*TASK REQUIREMENTS*. Reproduce the records below in full and word for word, excluding pictures.

*Collection entries*.
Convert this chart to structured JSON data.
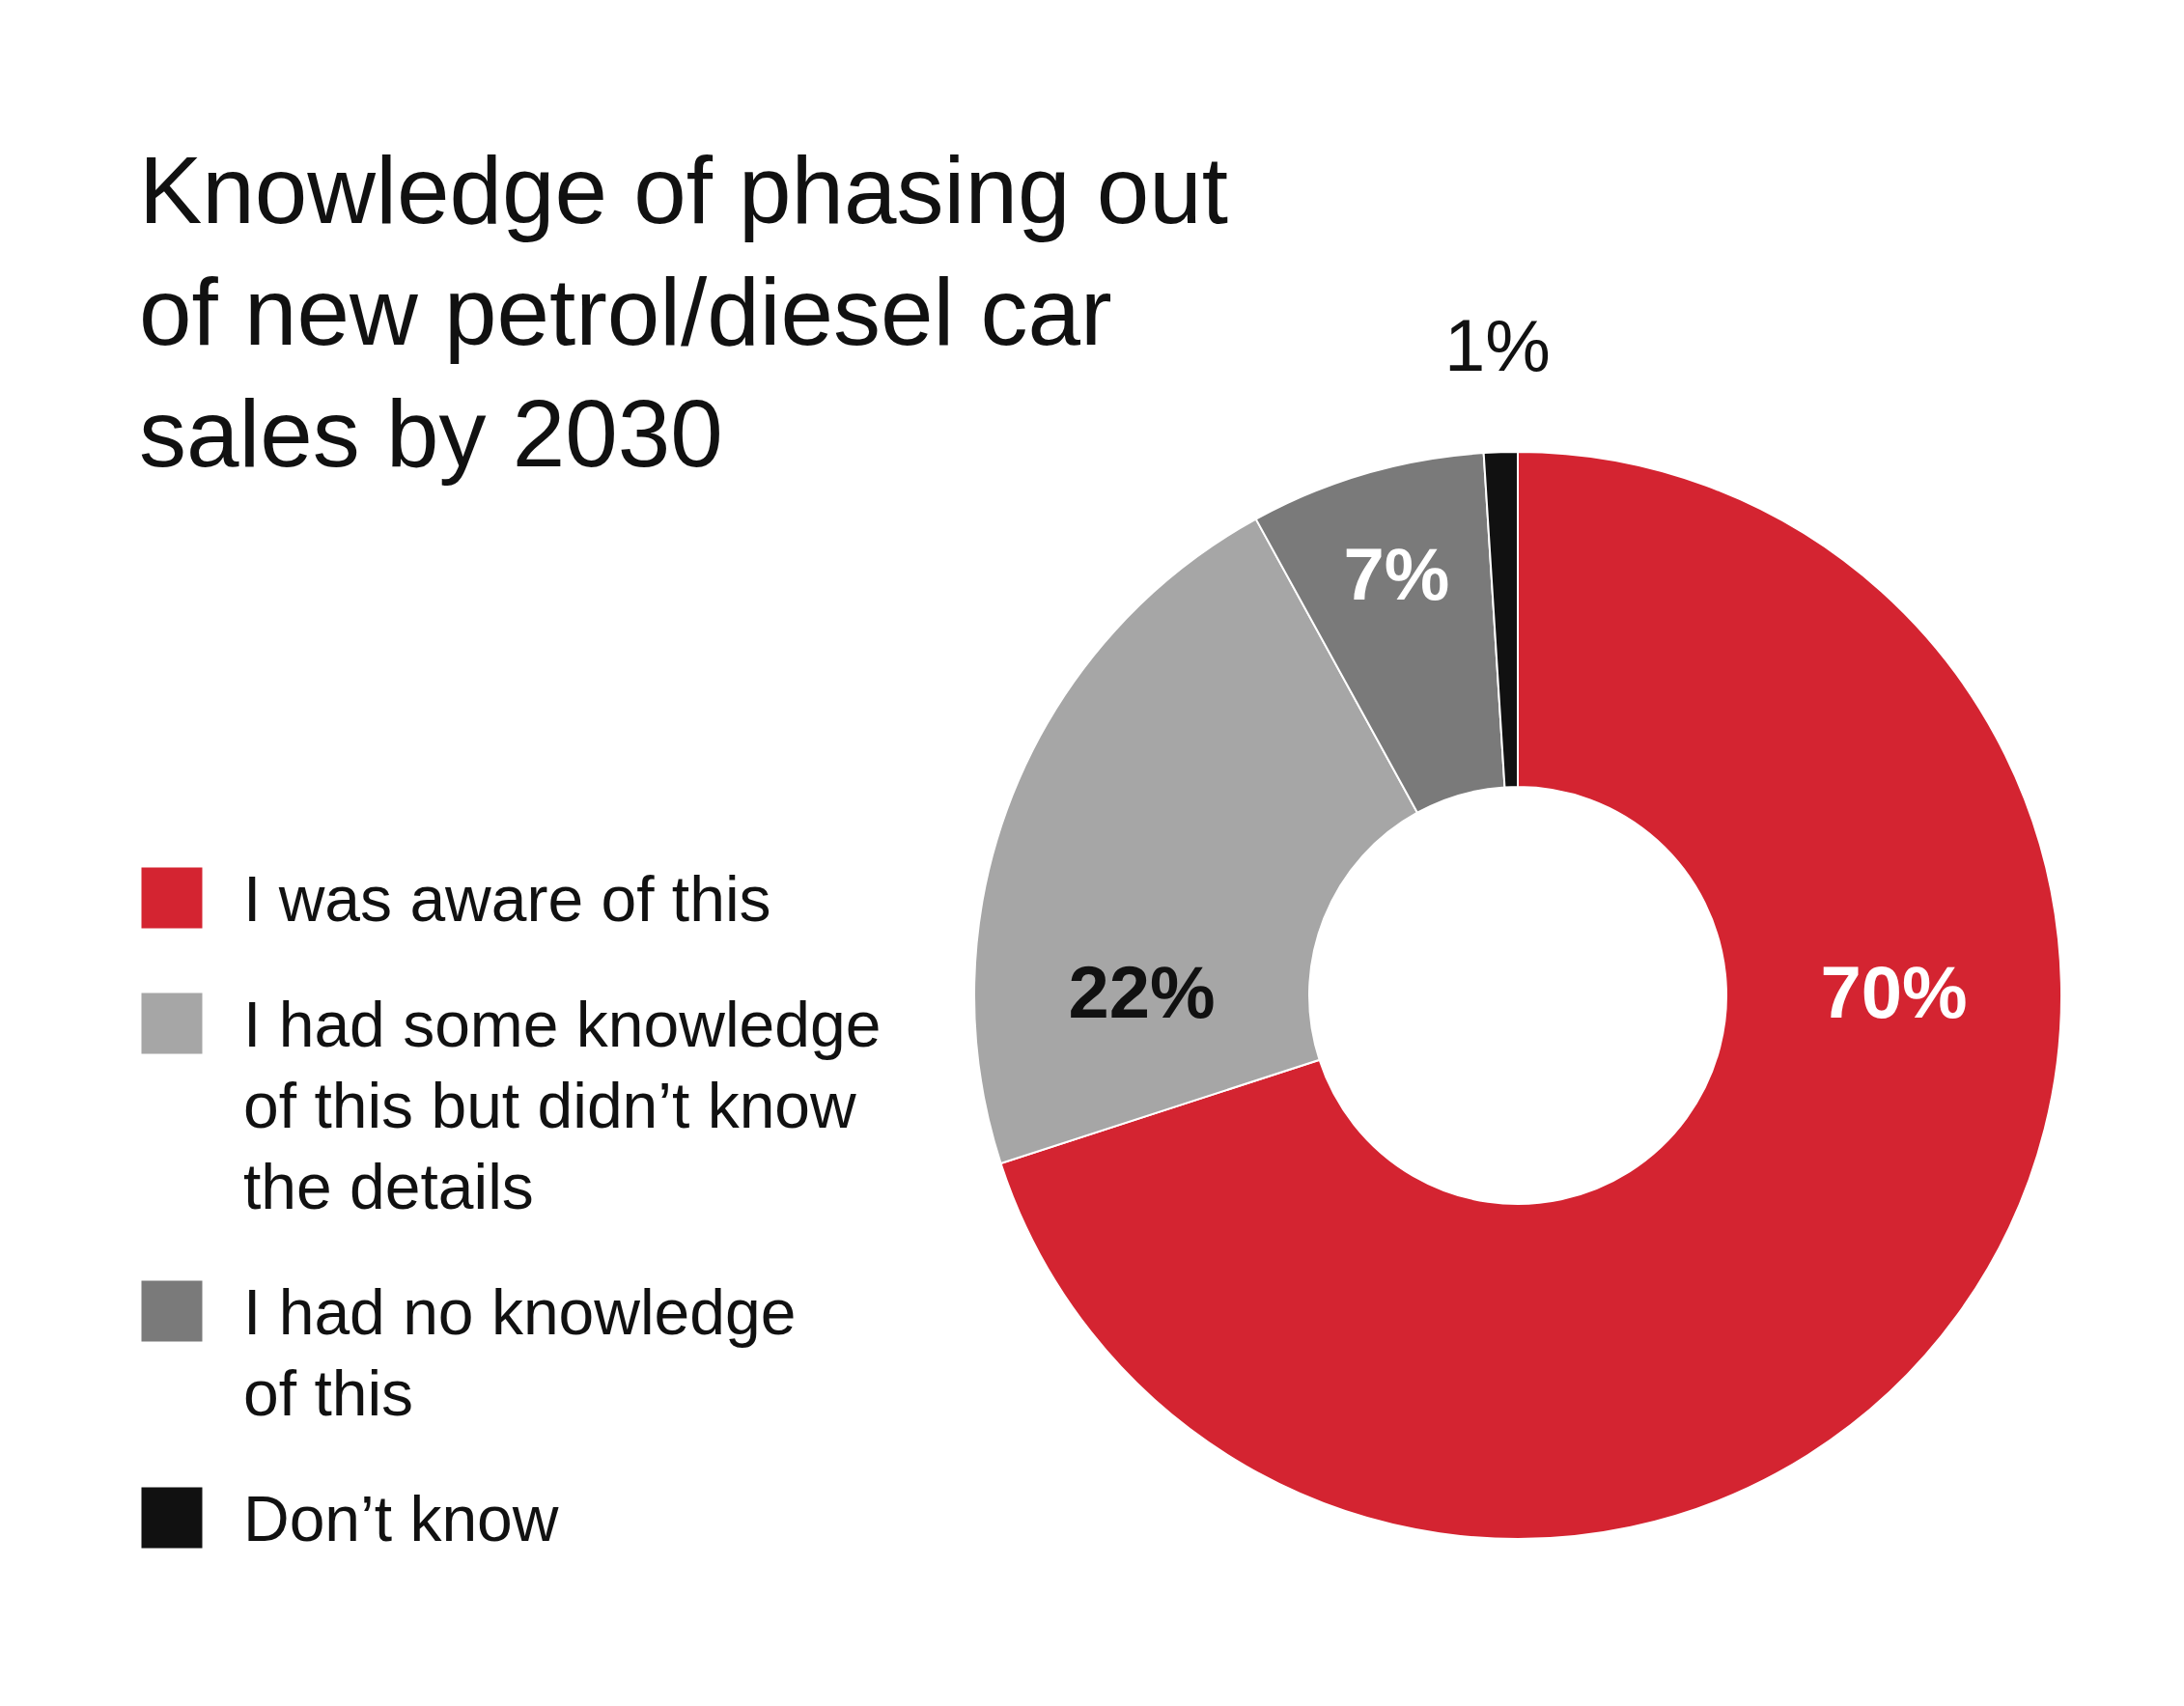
{
  "chart_data": {
    "type": "donut",
    "title": "Knowledge of phasing out\nof new petrol/diesel car\nsales by 2030",
    "categories": [
      "I was aware of this",
      "I had some knowledge\nof this but didn’t know\nthe details",
      "I had no knowledge\nof this",
      "Don’t know"
    ],
    "values": [
      70,
      22,
      7,
      1
    ],
    "colors": [
      "#d42431",
      "#a6a6a6",
      "#7a7a7a",
      "#111111"
    ],
    "value_labels": [
      "70%",
      "22%",
      "7%",
      "1%"
    ],
    "legend": "left"
  }
}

*CORRECT OUTPUT*.
Convert this chart to structured JSON data.
{
  "chart_data": {
    "type": "donut",
    "title": "Knowledge of phasing out\nof new petrol/diesel car\nsales by 2030",
    "categories": [
      "I was aware of this",
      "I had some knowledge\nof this but didn’t know\nthe details",
      "I had no knowledge\nof this",
      "Don’t know"
    ],
    "values": [
      70,
      22,
      7,
      1
    ],
    "colors": [
      "#d42431",
      "#a6a6a6",
      "#7a7a7a",
      "#111111"
    ],
    "value_labels": [
      "70%",
      "22%",
      "7%",
      "1%"
    ],
    "legend": "left"
  }
}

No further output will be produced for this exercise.